Aim: Leave every picture out and write out the records below exactly.

Data supplied:
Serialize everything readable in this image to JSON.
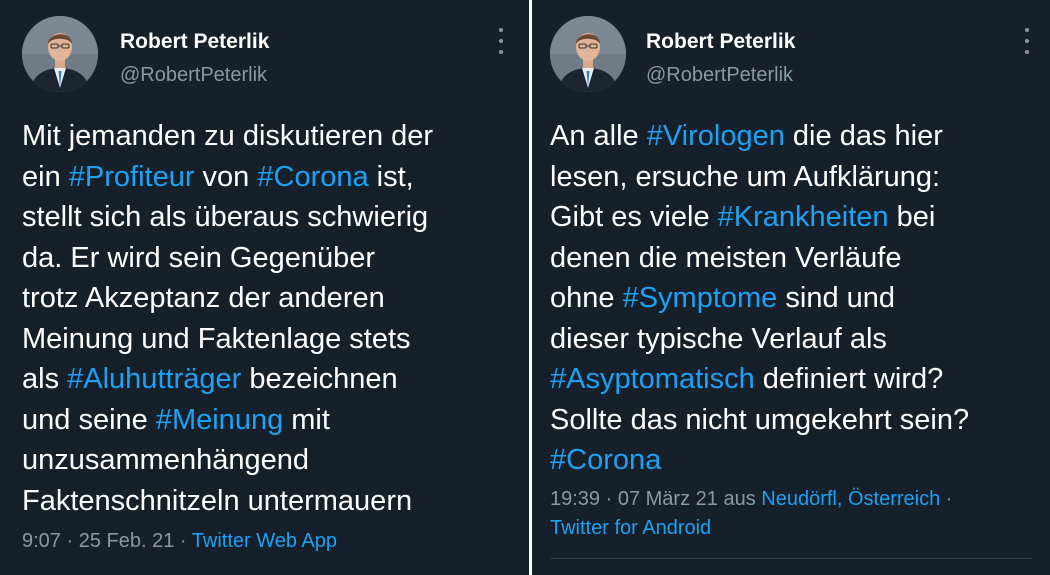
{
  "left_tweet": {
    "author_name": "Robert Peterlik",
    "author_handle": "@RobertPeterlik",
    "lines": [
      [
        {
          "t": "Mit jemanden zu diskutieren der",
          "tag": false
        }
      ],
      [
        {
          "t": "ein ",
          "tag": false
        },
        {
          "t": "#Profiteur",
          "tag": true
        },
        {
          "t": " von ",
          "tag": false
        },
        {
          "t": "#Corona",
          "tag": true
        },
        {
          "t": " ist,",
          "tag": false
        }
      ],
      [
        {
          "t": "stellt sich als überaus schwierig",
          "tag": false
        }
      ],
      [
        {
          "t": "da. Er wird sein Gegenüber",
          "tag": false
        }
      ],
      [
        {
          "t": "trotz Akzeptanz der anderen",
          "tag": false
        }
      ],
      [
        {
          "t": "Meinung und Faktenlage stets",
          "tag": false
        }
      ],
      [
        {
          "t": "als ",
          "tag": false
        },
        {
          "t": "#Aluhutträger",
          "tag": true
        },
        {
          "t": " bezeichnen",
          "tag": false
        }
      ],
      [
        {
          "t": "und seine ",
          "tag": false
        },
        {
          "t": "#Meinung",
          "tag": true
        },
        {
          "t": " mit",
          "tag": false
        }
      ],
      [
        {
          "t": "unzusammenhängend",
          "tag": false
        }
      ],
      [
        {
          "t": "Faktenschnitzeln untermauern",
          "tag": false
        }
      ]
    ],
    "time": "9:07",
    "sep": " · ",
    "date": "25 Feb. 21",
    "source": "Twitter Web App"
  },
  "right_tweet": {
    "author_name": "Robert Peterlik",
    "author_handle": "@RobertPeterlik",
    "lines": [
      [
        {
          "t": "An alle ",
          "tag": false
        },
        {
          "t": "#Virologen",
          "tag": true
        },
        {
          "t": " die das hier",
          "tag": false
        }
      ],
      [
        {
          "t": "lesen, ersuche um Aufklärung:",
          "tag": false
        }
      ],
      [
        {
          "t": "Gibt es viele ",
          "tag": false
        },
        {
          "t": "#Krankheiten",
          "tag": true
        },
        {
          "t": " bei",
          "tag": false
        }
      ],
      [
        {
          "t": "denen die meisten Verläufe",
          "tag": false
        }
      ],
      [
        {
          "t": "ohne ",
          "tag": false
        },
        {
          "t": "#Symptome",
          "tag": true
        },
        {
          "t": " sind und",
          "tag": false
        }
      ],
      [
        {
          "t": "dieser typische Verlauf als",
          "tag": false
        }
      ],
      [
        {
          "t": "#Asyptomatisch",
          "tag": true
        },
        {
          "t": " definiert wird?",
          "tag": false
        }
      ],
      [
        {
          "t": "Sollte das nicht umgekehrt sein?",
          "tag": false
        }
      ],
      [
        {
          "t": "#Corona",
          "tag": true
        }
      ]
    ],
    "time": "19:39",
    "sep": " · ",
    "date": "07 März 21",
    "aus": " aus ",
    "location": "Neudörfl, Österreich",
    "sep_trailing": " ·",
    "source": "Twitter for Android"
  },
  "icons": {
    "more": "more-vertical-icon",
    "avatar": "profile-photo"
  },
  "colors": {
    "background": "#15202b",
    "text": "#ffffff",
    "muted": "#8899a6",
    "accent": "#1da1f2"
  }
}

Exercise response:
Serialize everything readable in this image to JSON.
{
  "left_tweet": {
    "author_name": "Robert Peterlik",
    "author_handle": "@RobertPeterlik",
    "lines": [
      [
        {
          "t": "Mit jemanden zu diskutieren der",
          "tag": false
        }
      ],
      [
        {
          "t": "ein ",
          "tag": false
        },
        {
          "t": "#Profiteur",
          "tag": true
        },
        {
          "t": " von ",
          "tag": false
        },
        {
          "t": "#Corona",
          "tag": true
        },
        {
          "t": " ist,",
          "tag": false
        }
      ],
      [
        {
          "t": "stellt sich als überaus schwierig",
          "tag": false
        }
      ],
      [
        {
          "t": "da. Er wird sein Gegenüber",
          "tag": false
        }
      ],
      [
        {
          "t": "trotz Akzeptanz der anderen",
          "tag": false
        }
      ],
      [
        {
          "t": "Meinung und Faktenlage stets",
          "tag": false
        }
      ],
      [
        {
          "t": "als ",
          "tag": false
        },
        {
          "t": "#Aluhutträger",
          "tag": true
        },
        {
          "t": " bezeichnen",
          "tag": false
        }
      ],
      [
        {
          "t": "und seine ",
          "tag": false
        },
        {
          "t": "#Meinung",
          "tag": true
        },
        {
          "t": " mit",
          "tag": false
        }
      ],
      [
        {
          "t": "unzusammenhängend",
          "tag": false
        }
      ],
      [
        {
          "t": "Faktenschnitzeln untermauern",
          "tag": false
        }
      ]
    ],
    "time": "9:07",
    "sep": " · ",
    "date": "25 Feb. 21",
    "source": "Twitter Web App"
  },
  "right_tweet": {
    "author_name": "Robert Peterlik",
    "author_handle": "@RobertPeterlik",
    "lines": [
      [
        {
          "t": "An alle ",
          "tag": false
        },
        {
          "t": "#Virologen",
          "tag": true
        },
        {
          "t": " die das hier",
          "tag": false
        }
      ],
      [
        {
          "t": "lesen, ersuche um Aufklärung:",
          "tag": false
        }
      ],
      [
        {
          "t": "Gibt es viele ",
          "tag": false
        },
        {
          "t": "#Krankheiten",
          "tag": true
        },
        {
          "t": " bei",
          "tag": false
        }
      ],
      [
        {
          "t": "denen die meisten Verläufe",
          "tag": false
        }
      ],
      [
        {
          "t": "ohne ",
          "tag": false
        },
        {
          "t": "#Symptome",
          "tag": true
        },
        {
          "t": " sind und",
          "tag": false
        }
      ],
      [
        {
          "t": "dieser typische Verlauf als",
          "tag": false
        }
      ],
      [
        {
          "t": "#Asyptomatisch",
          "tag": true
        },
        {
          "t": " definiert wird?",
          "tag": false
        }
      ],
      [
        {
          "t": "Sollte das nicht umgekehrt sein?",
          "tag": false
        }
      ],
      [
        {
          "t": "#Corona",
          "tag": true
        }
      ]
    ],
    "time": "19:39",
    "sep": " · ",
    "date": "07 März 21",
    "aus": " aus ",
    "location": "Neudörfl, Österreich",
    "sep_trailing": " ·",
    "source": "Twitter for Android"
  },
  "icons": {
    "more": "more-vertical-icon",
    "avatar": "profile-photo"
  },
  "colors": {
    "background": "#15202b",
    "text": "#ffffff",
    "muted": "#8899a6",
    "accent": "#1da1f2"
  }
}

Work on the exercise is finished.